* **Exercise material**
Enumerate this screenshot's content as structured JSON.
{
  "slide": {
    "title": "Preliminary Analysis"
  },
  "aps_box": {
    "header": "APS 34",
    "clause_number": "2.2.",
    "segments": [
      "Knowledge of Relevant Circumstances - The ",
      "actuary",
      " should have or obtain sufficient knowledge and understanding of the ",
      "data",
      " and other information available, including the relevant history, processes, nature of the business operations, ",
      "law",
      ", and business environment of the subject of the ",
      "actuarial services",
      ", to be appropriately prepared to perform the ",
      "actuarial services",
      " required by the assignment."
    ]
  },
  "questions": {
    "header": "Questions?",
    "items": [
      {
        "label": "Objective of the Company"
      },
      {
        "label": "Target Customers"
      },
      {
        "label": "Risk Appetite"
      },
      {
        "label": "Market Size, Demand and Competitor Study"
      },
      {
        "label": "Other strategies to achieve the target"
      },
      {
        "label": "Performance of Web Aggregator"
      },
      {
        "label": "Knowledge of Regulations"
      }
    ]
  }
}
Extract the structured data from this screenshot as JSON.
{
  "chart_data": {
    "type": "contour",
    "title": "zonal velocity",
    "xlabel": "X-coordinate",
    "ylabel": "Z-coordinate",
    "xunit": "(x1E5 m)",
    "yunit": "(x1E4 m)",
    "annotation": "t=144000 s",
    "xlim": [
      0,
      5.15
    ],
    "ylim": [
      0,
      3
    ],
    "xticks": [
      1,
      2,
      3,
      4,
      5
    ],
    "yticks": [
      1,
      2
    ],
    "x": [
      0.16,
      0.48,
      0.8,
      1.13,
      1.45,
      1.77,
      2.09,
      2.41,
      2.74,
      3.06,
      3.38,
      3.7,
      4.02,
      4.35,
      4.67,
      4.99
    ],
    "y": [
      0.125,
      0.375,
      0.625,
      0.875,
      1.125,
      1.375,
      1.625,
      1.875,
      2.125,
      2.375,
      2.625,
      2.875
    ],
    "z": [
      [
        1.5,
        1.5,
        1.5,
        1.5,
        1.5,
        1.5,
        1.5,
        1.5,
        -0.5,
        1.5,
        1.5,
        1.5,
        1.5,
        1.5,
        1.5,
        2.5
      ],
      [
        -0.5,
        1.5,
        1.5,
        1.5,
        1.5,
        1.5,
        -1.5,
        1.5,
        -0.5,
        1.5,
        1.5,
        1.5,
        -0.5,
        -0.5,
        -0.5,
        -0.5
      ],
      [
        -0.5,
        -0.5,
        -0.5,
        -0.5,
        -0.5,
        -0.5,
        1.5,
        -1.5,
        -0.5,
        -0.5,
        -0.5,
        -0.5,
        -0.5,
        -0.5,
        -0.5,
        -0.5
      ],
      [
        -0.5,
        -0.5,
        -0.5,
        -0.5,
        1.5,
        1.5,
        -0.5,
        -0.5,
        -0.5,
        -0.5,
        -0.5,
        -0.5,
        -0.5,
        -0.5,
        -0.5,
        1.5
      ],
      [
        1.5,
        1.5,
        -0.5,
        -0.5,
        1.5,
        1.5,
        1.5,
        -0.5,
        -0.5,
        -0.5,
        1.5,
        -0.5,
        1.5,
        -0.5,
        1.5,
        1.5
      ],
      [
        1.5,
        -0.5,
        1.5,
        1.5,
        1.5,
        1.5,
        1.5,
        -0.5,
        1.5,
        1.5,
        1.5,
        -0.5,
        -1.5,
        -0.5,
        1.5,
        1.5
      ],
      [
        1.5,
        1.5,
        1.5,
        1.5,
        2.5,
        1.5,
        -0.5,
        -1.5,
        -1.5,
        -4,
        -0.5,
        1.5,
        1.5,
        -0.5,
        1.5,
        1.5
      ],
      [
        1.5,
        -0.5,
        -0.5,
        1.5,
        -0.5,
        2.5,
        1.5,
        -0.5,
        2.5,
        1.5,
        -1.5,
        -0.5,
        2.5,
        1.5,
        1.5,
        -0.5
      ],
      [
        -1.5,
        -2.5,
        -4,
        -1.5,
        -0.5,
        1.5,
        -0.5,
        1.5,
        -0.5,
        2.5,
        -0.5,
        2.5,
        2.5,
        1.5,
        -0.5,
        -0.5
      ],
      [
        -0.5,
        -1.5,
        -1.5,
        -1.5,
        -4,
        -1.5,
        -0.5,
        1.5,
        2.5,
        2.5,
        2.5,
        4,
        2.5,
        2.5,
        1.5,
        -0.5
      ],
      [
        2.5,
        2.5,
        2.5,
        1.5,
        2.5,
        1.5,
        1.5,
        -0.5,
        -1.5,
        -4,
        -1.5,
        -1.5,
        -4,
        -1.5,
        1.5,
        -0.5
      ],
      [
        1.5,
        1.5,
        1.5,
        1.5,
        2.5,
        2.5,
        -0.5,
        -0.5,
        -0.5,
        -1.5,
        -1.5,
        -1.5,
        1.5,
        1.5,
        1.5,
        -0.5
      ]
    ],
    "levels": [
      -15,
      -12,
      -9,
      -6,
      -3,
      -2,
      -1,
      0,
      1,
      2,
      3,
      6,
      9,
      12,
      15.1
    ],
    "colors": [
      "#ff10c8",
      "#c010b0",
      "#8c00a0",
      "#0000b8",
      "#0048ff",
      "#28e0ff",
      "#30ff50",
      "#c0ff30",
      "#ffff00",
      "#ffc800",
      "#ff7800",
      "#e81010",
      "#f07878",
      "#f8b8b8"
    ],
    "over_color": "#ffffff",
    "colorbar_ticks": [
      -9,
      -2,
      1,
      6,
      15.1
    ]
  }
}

* **Task details**
Reproduce the material above, every line of it, exactly.

* **Correct output**
Enumerate this screenshot's content as structured JSON.
{
  "slide": {
    "title": "Preliminary Analysis"
  },
  "aps_box": {
    "header": "APS 34",
    "clause_number": "2.2.",
    "segments": [
      "Knowledge of Relevant Circumstances - The ",
      "actuary",
      " should have or obtain sufficient knowledge and understanding of the ",
      "data",
      " and other information available, including the relevant history, processes, nature of the business operations, ",
      "law",
      ", and business environment of the subject of the ",
      "actuarial services",
      ", to be appropriately prepared to perform the ",
      "actuarial services",
      " required by the assignment."
    ]
  },
  "questions": {
    "header": "Questions?",
    "items": [
      {
        "label": "Objective of the Company"
      },
      {
        "label": "Target Customers"
      },
      {
        "label": "Risk Appetite"
      },
      {
        "label": "Market Size, Demand and Competitor Study"
      },
      {
        "label": "Other strategies to achieve the target"
      },
      {
        "label": "Performance of Web Aggregator"
      },
      {
        "label": "Knowledge of Regulations"
      }
    ]
  }
}
Extract the structured data from this screenshot as JSON.
{
  "chart_data": {
    "type": "contour",
    "title": "zonal velocity",
    "xlabel": "X-coordinate",
    "ylabel": "Z-coordinate",
    "xunit": "(x1E5 m)",
    "yunit": "(x1E4 m)",
    "annotation": "t=144000 s",
    "xlim": [
      0,
      5.15
    ],
    "ylim": [
      0,
      3
    ],
    "xticks": [
      1,
      2,
      3,
      4,
      5
    ],
    "yticks": [
      1,
      2
    ],
    "x": [
      0.16,
      0.48,
      0.8,
      1.13,
      1.45,
      1.77,
      2.09,
      2.41,
      2.74,
      3.06,
      3.38,
      3.7,
      4.02,
      4.35,
      4.67,
      4.99
    ],
    "y": [
      0.125,
      0.375,
      0.625,
      0.875,
      1.125,
      1.375,
      1.625,
      1.875,
      2.125,
      2.375,
      2.625,
      2.875
    ],
    "z": [
      [
        1.5,
        1.5,
        1.5,
        1.5,
        1.5,
        1.5,
        1.5,
        1.5,
        -0.5,
        1.5,
        1.5,
        1.5,
        1.5,
        1.5,
        1.5,
        2.5
      ],
      [
        -0.5,
        1.5,
        1.5,
        1.5,
        1.5,
        1.5,
        -1.5,
        1.5,
        -0.5,
        1.5,
        1.5,
        1.5,
        -0.5,
        -0.5,
        -0.5,
        -0.5
      ],
      [
        -0.5,
        -0.5,
        -0.5,
        -0.5,
        -0.5,
        -0.5,
        1.5,
        -1.5,
        -0.5,
        -0.5,
        -0.5,
        -0.5,
        -0.5,
        -0.5,
        -0.5,
        -0.5
      ],
      [
        -0.5,
        -0.5,
        -0.5,
        -0.5,
        1.5,
        1.5,
        -0.5,
        -0.5,
        -0.5,
        -0.5,
        -0.5,
        -0.5,
        -0.5,
        -0.5,
        -0.5,
        1.5
      ],
      [
        1.5,
        1.5,
        -0.5,
        -0.5,
        1.5,
        1.5,
        1.5,
        -0.5,
        -0.5,
        -0.5,
        1.5,
        -0.5,
        1.5,
        -0.5,
        1.5,
        1.5
      ],
      [
        1.5,
        -0.5,
        1.5,
        1.5,
        1.5,
        1.5,
        1.5,
        -0.5,
        1.5,
        1.5,
        1.5,
        -0.5,
        -1.5,
        -0.5,
        1.5,
        1.5
      ],
      [
        1.5,
        1.5,
        1.5,
        1.5,
        2.5,
        1.5,
        -0.5,
        -1.5,
        -1.5,
        -4,
        -0.5,
        1.5,
        1.5,
        -0.5,
        1.5,
        1.5
      ],
      [
        1.5,
        -0.5,
        -0.5,
        1.5,
        -0.5,
        2.5,
        1.5,
        -0.5,
        2.5,
        1.5,
        -1.5,
        -0.5,
        2.5,
        1.5,
        1.5,
        -0.5
      ],
      [
        -1.5,
        -2.5,
        -4,
        -1.5,
        -0.5,
        1.5,
        -0.5,
        1.5,
        -0.5,
        2.5,
        -0.5,
        2.5,
        2.5,
        1.5,
        -0.5,
        -0.5
      ],
      [
        -0.5,
        -1.5,
        -1.5,
        -1.5,
        -4,
        -1.5,
        -0.5,
        1.5,
        2.5,
        2.5,
        2.5,
        4,
        2.5,
        2.5,
        1.5,
        -0.5
      ],
      [
        2.5,
        2.5,
        2.5,
        1.5,
        2.5,
        1.5,
        1.5,
        -0.5,
        -1.5,
        -4,
        -1.5,
        -1.5,
        -4,
        -1.5,
        1.5,
        -0.5
      ],
      [
        1.5,
        1.5,
        1.5,
        1.5,
        2.5,
        2.5,
        -0.5,
        -0.5,
        -0.5,
        -1.5,
        -1.5,
        -1.5,
        1.5,
        1.5,
        1.5,
        -0.5
      ]
    ],
    "levels": [
      -15,
      -12,
      -9,
      -6,
      -3,
      -2,
      -1,
      0,
      1,
      2,
      3,
      6,
      9,
      12,
      15.1
    ],
    "colors": [
      "#ff10c8",
      "#c010b0",
      "#8c00a0",
      "#0000b8",
      "#0048ff",
      "#28e0ff",
      "#30ff50",
      "#c0ff30",
      "#ffff00",
      "#ffc800",
      "#ff7800",
      "#e81010",
      "#f07878",
      "#f8b8b8"
    ],
    "over_color": "#ffffff",
    "colorbar_ticks": [
      -9,
      -2,
      1,
      6,
      15.1
    ]
  }
}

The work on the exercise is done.